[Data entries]
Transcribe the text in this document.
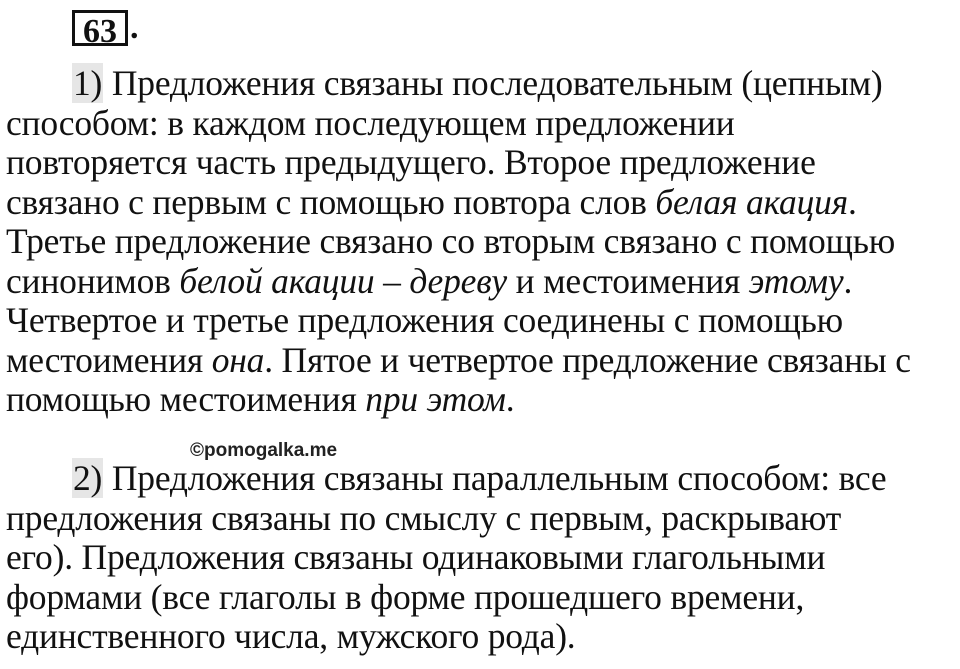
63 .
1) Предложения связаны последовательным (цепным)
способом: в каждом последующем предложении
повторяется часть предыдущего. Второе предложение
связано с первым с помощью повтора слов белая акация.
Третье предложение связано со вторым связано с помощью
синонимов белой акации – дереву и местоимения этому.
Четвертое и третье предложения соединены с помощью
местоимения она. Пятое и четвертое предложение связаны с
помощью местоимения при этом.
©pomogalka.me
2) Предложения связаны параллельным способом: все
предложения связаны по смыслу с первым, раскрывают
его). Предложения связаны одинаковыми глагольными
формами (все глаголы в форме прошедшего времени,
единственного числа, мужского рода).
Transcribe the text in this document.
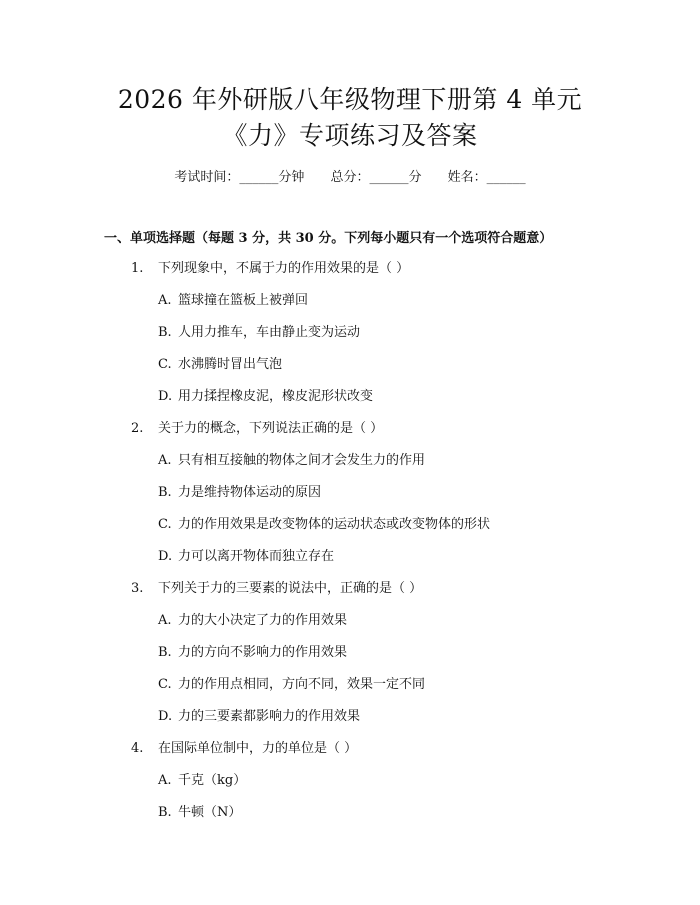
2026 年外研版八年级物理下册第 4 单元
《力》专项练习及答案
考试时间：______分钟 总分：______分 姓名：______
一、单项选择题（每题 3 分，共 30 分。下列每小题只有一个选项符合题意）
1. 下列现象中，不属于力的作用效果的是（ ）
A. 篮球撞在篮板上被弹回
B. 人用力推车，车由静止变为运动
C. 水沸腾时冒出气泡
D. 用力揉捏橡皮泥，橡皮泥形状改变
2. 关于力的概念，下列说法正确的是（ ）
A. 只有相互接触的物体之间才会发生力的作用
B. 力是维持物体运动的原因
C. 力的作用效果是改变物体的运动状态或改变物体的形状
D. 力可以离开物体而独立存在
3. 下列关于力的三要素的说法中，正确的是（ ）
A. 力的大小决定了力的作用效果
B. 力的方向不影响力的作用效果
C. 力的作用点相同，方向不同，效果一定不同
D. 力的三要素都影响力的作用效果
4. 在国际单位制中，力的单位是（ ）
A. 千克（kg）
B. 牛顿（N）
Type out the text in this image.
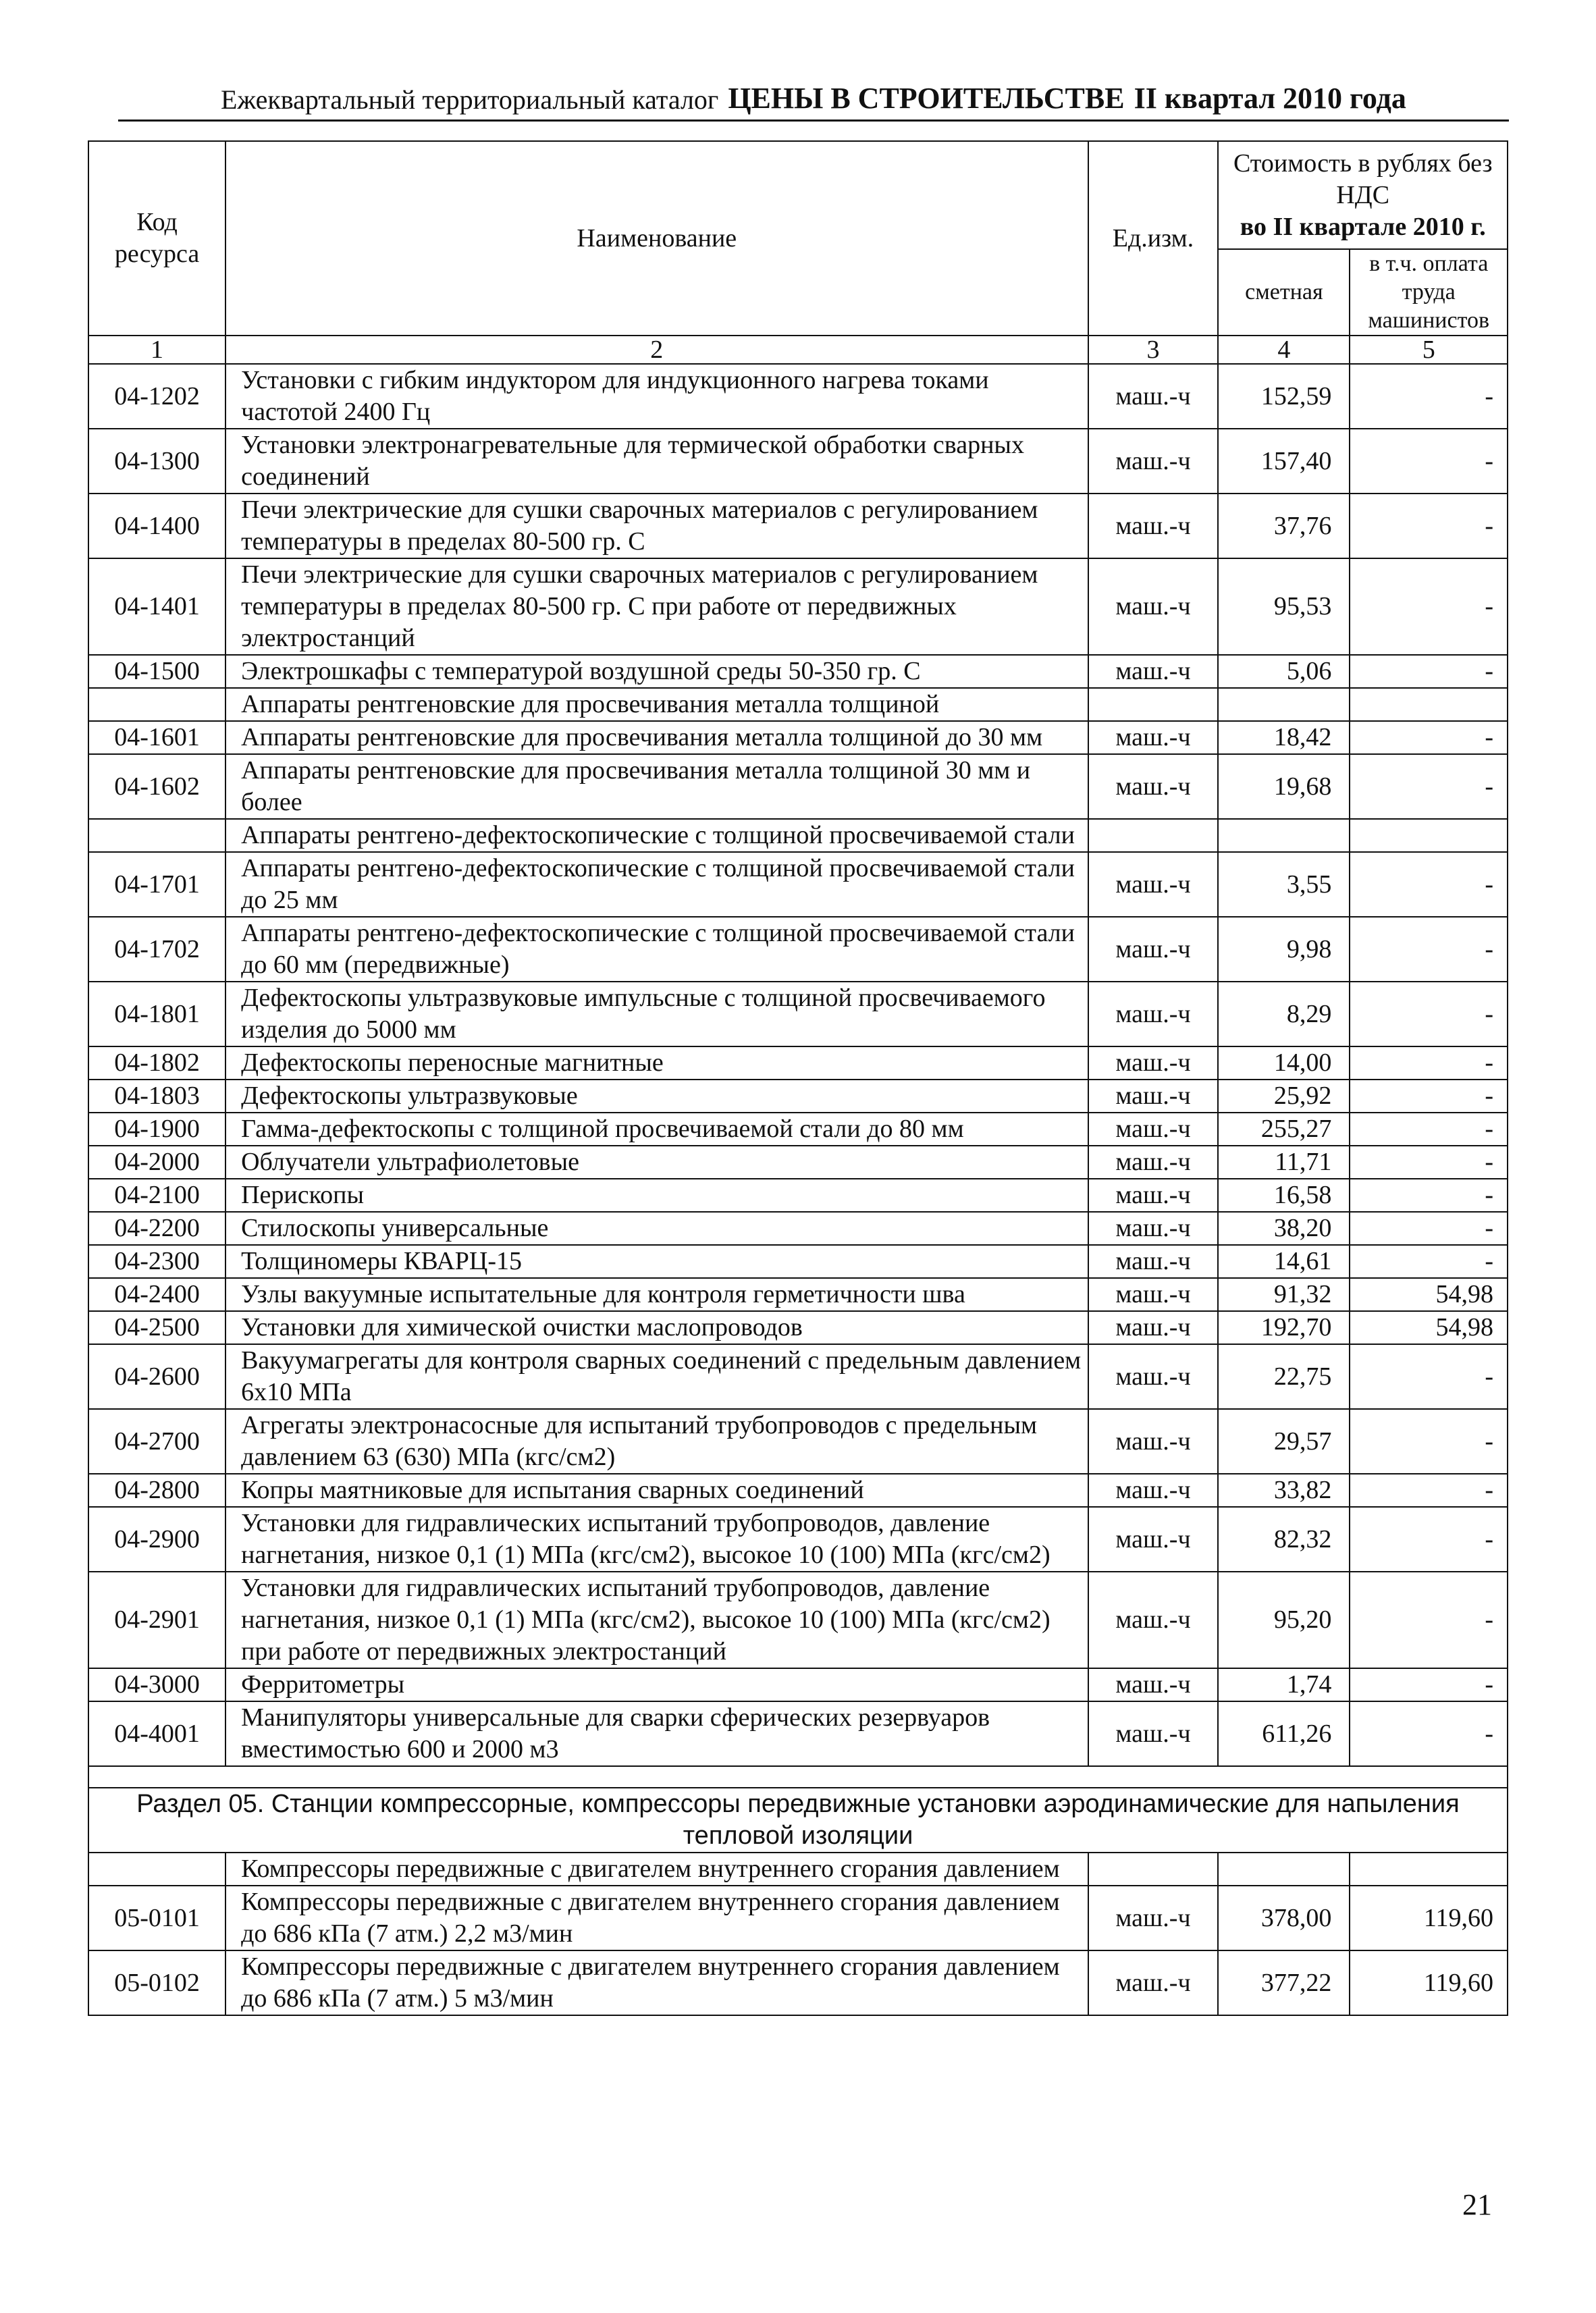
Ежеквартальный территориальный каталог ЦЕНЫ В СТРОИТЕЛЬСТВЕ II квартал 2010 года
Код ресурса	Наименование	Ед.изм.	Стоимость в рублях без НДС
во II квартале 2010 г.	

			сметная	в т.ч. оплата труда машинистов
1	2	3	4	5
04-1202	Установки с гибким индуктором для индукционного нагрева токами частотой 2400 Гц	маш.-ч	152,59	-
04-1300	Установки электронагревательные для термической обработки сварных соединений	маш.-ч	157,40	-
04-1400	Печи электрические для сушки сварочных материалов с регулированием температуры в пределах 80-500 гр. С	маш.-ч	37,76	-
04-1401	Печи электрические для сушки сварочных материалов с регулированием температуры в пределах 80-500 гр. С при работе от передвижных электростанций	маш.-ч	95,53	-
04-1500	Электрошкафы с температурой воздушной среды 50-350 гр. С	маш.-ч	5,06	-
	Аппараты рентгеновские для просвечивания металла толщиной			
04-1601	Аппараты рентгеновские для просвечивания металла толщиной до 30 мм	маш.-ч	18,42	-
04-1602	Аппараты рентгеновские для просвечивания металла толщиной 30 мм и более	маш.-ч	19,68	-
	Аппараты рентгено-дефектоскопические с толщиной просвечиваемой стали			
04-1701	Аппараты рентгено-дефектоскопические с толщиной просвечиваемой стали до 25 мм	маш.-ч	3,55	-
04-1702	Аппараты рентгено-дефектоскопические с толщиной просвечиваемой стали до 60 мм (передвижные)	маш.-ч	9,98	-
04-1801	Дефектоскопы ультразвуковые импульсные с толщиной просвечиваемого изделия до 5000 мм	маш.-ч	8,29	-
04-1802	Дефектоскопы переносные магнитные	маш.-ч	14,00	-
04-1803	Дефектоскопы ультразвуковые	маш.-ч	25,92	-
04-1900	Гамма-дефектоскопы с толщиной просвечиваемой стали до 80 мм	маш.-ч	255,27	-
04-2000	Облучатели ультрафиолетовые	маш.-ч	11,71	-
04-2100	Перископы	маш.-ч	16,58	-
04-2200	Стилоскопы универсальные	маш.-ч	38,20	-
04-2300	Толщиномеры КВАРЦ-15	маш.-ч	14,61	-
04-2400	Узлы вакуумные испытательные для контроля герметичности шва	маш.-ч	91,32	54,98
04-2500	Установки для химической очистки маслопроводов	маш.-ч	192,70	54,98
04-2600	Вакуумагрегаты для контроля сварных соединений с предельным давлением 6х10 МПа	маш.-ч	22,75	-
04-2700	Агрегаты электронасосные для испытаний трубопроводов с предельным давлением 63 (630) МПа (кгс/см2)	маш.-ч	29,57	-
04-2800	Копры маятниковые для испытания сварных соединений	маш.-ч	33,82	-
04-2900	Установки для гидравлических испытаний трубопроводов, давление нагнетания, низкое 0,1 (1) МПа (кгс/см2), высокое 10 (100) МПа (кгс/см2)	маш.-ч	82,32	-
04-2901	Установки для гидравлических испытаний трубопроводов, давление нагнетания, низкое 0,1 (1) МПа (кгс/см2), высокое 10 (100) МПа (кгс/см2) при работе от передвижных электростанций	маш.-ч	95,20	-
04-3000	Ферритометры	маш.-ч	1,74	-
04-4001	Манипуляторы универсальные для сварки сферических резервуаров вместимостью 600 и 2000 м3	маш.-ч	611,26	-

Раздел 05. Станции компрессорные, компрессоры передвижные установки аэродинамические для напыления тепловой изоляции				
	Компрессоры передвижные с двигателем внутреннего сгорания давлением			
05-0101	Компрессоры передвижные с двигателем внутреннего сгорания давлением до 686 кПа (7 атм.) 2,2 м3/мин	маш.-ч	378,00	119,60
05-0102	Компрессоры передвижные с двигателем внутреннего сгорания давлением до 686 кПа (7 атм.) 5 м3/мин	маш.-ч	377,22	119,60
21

• [Your instructions]
In the records above, find each line with the word "рентгеновские" and copy it.

• [Correct result]
	Аппараты рентгеновские для просвечивания металла толщиной			
04-1601	Аппараты рентгеновские для просвечивания металла толщиной до 30 мм	маш.-ч	18,42	-
04-1602	Аппараты рентгеновские для просвечивания металла толщиной 30 мм и более	маш.-ч	19,68	-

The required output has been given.